### Given task
Extract, from the listing that follows, each line containing the word "remove".

### Task data
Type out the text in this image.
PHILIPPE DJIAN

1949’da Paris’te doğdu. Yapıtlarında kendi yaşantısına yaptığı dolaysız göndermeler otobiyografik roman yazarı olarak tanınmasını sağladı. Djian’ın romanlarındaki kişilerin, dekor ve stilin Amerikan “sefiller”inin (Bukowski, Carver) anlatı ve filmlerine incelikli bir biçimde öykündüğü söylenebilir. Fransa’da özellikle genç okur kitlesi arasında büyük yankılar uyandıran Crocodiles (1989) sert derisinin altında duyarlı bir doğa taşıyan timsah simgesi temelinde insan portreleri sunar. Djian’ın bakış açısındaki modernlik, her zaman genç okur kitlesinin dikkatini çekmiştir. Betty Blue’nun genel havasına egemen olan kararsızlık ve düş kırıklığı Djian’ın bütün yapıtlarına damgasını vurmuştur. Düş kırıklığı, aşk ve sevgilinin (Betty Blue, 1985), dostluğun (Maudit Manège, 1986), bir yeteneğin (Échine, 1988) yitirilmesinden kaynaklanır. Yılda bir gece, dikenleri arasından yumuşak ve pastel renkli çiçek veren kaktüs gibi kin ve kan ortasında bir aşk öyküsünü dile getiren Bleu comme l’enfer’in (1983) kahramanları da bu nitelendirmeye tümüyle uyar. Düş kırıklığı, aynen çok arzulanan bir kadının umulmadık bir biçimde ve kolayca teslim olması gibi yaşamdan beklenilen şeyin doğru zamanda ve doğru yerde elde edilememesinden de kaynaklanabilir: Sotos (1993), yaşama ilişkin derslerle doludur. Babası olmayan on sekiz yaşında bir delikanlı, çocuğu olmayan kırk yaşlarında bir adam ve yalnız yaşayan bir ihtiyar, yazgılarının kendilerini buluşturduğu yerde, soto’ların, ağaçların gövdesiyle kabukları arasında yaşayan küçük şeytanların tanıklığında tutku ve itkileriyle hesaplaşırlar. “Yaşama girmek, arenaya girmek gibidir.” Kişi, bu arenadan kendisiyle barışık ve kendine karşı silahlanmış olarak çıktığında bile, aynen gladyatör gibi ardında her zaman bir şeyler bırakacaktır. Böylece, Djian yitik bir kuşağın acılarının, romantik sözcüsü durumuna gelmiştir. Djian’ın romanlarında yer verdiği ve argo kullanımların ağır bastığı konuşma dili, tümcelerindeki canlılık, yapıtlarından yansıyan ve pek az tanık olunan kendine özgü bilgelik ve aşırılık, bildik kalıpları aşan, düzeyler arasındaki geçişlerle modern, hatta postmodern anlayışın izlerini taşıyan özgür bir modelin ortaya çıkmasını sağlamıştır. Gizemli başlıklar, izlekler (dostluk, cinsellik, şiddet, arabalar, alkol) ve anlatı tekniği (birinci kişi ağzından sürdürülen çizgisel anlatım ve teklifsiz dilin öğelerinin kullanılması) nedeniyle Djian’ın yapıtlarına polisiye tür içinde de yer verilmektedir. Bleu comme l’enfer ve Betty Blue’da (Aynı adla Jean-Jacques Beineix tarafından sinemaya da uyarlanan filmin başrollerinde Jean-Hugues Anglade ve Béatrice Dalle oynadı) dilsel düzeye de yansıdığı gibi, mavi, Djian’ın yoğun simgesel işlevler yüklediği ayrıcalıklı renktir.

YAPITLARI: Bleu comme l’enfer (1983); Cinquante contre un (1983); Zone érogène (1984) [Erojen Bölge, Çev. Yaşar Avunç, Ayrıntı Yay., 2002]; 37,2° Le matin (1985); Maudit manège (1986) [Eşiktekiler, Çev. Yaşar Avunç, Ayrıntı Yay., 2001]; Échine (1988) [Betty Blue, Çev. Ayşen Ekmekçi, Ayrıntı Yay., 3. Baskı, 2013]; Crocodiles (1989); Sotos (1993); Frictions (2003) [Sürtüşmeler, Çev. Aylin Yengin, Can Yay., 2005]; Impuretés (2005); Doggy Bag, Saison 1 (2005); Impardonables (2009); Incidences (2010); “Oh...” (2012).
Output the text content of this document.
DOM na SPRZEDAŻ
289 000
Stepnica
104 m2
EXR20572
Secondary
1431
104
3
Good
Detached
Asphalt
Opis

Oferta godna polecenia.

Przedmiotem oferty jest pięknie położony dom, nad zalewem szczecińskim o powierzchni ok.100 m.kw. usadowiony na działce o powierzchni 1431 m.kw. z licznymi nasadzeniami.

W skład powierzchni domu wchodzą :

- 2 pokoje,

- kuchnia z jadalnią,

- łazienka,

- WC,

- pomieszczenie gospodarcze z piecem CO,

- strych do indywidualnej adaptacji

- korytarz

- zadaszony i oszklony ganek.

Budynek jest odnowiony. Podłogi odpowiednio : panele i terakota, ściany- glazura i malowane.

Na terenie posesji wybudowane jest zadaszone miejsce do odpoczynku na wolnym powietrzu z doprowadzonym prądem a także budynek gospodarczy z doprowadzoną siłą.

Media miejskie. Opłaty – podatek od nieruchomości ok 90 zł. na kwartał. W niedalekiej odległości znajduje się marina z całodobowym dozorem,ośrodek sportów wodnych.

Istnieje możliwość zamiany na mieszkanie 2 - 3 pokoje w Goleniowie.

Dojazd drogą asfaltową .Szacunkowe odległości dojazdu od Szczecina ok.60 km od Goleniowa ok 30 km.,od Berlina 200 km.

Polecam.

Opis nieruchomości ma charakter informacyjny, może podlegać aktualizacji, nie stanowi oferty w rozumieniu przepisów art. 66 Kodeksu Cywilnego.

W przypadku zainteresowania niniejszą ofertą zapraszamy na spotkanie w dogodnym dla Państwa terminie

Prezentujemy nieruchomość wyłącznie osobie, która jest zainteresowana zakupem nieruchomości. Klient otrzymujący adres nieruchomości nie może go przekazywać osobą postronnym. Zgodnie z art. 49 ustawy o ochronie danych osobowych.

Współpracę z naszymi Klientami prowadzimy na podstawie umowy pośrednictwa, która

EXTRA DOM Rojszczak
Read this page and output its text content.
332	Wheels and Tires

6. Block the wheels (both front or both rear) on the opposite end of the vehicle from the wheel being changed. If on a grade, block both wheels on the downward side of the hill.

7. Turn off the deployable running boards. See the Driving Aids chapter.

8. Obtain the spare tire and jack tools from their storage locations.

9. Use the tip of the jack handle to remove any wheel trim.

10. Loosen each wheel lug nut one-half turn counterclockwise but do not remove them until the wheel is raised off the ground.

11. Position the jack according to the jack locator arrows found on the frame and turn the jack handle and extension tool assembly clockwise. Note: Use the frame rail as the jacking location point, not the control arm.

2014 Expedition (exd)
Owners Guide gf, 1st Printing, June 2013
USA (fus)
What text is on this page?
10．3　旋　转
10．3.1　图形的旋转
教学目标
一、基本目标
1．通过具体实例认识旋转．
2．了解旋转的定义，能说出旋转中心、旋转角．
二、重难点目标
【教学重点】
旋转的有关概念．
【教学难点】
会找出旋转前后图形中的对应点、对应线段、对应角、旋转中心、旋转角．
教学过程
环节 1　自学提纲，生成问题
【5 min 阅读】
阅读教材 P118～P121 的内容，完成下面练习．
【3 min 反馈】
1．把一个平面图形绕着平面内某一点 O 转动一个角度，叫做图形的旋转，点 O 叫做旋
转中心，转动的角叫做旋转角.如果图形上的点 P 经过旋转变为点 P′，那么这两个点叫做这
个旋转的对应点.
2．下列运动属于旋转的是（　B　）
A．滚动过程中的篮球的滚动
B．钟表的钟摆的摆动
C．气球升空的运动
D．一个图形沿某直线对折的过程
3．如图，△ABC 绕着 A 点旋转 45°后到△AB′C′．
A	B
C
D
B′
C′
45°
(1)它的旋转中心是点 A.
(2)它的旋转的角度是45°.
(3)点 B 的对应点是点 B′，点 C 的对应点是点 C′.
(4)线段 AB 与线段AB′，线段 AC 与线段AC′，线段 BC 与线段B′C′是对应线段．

### Written reply
9. Use the tip of the jack handle to remove any wheel trim.
10. Loosen each wheel lug nut one-half turn counterclockwise but do not remove them until the wheel is raised off the ground.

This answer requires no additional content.